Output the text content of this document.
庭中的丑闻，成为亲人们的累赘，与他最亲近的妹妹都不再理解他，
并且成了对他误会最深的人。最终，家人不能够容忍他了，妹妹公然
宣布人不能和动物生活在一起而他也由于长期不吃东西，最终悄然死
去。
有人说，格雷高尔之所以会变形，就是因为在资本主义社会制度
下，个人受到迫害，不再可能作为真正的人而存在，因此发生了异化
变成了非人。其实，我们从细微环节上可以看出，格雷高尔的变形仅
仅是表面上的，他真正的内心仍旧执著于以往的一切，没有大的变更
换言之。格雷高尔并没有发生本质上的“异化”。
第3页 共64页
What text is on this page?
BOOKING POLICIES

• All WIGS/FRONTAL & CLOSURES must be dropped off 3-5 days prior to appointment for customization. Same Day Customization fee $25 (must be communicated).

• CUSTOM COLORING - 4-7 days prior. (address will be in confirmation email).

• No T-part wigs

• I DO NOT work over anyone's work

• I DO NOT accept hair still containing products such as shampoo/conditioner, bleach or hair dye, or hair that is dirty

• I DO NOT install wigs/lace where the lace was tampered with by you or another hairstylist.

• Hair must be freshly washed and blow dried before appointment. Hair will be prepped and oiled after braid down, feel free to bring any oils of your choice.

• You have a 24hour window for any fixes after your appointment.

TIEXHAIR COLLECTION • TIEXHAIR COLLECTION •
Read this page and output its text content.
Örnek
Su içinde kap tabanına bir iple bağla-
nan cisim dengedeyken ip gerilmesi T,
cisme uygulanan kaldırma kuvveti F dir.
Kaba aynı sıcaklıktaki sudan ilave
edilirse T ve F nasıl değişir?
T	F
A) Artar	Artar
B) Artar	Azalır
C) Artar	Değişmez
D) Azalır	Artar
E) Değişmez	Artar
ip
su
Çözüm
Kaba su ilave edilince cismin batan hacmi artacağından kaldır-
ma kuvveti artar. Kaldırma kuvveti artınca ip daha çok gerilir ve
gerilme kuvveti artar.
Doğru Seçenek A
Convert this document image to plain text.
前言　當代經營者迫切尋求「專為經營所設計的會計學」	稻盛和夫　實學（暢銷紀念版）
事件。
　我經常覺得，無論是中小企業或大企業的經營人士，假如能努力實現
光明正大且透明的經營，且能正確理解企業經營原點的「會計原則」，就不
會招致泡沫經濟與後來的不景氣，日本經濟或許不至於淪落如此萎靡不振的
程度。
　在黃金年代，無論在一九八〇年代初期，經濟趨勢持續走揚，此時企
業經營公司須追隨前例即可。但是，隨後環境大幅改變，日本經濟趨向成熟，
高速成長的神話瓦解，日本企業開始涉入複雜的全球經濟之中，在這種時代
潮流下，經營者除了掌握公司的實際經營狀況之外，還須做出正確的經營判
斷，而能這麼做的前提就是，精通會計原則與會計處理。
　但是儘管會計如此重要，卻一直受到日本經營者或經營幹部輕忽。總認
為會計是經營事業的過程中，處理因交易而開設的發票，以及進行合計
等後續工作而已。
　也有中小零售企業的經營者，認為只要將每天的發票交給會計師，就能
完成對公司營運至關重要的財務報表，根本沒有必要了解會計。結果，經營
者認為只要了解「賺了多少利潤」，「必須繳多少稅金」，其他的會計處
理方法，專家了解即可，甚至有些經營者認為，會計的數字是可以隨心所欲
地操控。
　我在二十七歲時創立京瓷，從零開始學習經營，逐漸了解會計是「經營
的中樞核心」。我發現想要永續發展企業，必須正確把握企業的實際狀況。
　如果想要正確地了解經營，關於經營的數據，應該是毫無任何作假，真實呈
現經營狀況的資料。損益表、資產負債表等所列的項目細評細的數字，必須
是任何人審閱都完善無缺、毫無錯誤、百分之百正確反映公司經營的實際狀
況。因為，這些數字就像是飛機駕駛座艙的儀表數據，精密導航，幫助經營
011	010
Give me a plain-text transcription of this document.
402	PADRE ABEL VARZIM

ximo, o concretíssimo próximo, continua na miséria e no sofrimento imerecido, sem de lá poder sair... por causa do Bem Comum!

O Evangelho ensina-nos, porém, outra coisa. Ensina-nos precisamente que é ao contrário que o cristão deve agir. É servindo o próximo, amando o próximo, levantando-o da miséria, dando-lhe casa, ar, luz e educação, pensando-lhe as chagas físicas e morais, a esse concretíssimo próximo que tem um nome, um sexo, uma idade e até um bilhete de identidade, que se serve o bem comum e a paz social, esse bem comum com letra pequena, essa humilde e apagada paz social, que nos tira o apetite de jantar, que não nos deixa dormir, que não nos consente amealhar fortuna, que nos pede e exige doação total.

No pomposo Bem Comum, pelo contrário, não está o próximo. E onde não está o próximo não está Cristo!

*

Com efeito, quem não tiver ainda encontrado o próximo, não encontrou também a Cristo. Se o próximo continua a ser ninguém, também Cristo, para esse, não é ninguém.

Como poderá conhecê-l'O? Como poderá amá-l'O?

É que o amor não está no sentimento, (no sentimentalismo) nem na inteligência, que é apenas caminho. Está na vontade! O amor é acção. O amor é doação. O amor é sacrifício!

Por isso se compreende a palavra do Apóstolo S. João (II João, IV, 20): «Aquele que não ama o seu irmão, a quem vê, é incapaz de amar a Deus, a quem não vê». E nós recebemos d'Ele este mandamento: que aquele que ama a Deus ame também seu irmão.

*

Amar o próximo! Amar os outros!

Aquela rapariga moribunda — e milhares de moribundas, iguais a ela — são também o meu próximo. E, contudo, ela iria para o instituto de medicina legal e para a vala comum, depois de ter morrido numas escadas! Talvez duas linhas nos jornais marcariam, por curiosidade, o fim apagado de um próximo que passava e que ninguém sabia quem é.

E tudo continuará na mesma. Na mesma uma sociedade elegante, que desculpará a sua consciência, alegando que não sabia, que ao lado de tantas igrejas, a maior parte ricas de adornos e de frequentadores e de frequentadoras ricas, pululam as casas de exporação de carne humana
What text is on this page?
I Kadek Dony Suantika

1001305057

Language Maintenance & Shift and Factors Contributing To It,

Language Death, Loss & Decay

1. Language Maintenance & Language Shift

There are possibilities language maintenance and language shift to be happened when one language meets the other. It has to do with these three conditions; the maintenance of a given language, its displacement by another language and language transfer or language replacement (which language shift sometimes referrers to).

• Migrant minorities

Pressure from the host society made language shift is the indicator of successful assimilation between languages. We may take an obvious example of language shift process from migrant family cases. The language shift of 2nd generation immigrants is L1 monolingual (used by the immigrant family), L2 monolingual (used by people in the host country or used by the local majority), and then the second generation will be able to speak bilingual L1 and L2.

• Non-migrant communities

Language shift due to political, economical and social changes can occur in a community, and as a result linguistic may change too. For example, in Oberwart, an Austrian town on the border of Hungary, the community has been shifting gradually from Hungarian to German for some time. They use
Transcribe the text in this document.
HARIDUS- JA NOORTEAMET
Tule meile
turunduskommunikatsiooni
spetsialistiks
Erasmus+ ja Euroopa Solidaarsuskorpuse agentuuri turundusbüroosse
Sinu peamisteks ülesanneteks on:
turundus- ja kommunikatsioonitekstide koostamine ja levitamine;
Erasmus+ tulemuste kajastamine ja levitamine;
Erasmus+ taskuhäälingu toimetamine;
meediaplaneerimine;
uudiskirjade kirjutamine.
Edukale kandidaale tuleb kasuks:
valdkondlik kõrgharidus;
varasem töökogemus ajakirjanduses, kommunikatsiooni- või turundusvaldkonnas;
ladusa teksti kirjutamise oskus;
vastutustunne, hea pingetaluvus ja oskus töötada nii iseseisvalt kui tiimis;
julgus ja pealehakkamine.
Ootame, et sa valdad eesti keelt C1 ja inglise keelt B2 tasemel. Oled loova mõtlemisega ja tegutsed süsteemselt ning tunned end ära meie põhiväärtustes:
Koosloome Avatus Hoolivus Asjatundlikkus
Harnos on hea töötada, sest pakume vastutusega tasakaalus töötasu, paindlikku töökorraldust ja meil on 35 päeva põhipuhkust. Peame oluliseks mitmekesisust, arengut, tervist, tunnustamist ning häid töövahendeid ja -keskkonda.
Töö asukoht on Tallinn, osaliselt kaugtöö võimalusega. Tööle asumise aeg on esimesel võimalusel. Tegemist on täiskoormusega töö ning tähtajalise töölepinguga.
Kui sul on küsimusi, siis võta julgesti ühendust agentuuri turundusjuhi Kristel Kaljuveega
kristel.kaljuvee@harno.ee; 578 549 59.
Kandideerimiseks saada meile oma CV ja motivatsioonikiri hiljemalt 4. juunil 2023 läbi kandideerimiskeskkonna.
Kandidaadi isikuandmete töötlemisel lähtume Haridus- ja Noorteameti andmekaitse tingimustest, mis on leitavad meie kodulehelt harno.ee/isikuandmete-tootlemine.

[What is being asked]
Check each line above for the word "text" and give the number of lines that have it, nothing else.

[Solution to the exercise]
7